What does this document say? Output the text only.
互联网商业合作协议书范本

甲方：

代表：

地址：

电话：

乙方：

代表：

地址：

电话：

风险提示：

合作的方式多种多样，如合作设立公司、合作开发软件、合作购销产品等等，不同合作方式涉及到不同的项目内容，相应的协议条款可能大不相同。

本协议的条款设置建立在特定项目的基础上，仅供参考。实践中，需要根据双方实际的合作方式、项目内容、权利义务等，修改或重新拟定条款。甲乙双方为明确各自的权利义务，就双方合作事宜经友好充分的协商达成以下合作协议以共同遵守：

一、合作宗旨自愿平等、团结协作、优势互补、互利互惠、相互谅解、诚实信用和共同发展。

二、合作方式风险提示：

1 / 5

→ PROBLEM TO SOLVE:
Write the entire listing out again, word for word.

→ ANSWER TO THIS TASK:
What does this document say? Output the text only.
互联网商业合作协议书范本

甲方：

代表：

地址：

电话：

乙方：

代表：

地址：

电话：

风险提示：

合作的方式多种多样，如合作设立公司、合作开发软件、合作购销产品等等，不同合作方式涉及到不同的项目内容，相应的协议条款可能大不相同。

本协议的条款设置建立在特定项目的基础上，仅供参考。实践中，需要根据双方实际的合作方式、项目内容、权利义务等，修改或重新拟定条款。甲乙双方为明确各自的权利义务，就双方合作事宜经友好充分的协商达成以下合作协议以共同遵守：

一、合作宗旨自愿平等、团结协作、优势互补、互利互惠、相互谅解、诚实信用和共同发展。

二、合作方式风险提示：

1 / 5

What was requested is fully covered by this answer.